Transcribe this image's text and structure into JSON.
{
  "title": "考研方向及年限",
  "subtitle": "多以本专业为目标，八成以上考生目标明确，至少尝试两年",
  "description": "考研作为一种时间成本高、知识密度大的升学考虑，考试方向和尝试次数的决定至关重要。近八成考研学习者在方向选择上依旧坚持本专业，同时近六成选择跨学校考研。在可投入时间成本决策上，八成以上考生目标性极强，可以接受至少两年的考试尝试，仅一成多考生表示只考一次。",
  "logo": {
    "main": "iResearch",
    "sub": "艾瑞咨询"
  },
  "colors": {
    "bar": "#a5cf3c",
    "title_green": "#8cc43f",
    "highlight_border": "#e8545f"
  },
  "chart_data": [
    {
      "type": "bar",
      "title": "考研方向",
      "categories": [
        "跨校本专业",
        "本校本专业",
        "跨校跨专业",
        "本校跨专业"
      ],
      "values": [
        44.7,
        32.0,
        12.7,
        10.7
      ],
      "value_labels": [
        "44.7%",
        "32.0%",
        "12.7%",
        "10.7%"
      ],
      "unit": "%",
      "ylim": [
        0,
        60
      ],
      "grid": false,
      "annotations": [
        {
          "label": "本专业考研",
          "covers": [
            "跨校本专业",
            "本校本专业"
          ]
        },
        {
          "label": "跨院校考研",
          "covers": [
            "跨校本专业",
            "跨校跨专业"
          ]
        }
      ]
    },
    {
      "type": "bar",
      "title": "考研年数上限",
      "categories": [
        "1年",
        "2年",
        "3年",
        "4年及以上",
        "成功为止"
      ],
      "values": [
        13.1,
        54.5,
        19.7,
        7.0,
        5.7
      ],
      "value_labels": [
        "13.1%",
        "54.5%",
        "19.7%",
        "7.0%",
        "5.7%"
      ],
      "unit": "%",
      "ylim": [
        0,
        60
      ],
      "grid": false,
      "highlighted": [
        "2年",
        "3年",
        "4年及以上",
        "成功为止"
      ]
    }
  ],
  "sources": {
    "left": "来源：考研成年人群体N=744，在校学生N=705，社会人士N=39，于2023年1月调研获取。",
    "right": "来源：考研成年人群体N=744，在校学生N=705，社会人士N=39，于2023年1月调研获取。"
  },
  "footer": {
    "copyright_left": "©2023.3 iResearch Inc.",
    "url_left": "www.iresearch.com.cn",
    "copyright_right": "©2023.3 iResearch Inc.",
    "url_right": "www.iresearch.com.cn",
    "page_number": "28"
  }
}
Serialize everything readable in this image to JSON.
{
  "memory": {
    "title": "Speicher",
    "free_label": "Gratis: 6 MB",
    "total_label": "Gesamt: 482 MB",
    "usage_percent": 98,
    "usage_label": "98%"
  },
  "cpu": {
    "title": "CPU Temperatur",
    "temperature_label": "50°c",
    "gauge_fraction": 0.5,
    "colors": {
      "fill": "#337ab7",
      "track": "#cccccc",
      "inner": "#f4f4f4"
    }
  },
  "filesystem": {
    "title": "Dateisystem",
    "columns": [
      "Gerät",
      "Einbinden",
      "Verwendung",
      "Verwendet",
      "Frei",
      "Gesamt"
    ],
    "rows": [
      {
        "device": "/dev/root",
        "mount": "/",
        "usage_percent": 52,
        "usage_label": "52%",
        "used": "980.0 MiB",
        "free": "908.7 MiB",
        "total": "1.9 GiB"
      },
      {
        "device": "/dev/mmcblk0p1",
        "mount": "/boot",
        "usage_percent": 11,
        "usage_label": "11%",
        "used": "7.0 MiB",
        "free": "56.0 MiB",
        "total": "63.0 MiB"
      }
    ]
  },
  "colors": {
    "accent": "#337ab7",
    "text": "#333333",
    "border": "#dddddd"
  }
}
###
State how many lines of the listing above include the word "text". Give nothing but the number.

2